» **AIM OF THE TASK**: Below are some entries. Copy each line that holds the string "直推机构".

» **INFORMATION SHOWN**:
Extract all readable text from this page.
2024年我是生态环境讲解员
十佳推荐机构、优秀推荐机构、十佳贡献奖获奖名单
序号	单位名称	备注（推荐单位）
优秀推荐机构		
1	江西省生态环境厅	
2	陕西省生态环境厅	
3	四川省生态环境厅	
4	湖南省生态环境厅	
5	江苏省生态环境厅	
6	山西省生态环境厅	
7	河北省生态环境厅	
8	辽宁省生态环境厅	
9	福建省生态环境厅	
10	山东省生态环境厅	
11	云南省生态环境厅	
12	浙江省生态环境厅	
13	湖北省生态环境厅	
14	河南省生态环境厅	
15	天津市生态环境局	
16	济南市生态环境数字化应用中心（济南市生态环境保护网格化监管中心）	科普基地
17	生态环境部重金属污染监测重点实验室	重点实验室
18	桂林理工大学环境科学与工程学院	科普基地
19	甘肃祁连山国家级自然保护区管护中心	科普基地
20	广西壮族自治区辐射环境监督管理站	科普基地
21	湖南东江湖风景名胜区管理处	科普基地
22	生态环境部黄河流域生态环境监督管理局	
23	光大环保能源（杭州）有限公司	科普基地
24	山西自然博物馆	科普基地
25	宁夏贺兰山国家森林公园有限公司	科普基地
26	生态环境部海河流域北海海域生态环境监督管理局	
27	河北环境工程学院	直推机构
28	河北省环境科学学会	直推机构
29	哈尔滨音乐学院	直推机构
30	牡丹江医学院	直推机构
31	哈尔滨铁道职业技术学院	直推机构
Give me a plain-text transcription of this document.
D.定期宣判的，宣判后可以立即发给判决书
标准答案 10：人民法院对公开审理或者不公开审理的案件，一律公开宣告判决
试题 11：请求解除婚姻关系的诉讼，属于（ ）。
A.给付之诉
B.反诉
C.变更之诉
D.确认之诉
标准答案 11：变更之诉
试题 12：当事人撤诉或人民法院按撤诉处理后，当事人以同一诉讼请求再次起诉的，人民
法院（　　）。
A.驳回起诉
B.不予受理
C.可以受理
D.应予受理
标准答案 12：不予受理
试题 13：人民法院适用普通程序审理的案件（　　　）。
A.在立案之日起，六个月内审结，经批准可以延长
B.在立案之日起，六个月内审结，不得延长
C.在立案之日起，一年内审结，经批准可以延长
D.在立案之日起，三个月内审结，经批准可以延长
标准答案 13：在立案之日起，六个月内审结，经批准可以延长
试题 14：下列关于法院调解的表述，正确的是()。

» **THE COMPLETED TASK**:
27	河北环境工程学院	直推机构
28	河北省环境科学学会	直推机构
29	哈尔滨音乐学院	直推机构
30	牡丹江医学院	直推机构
31	哈尔滨铁道职业技术学院	直推机构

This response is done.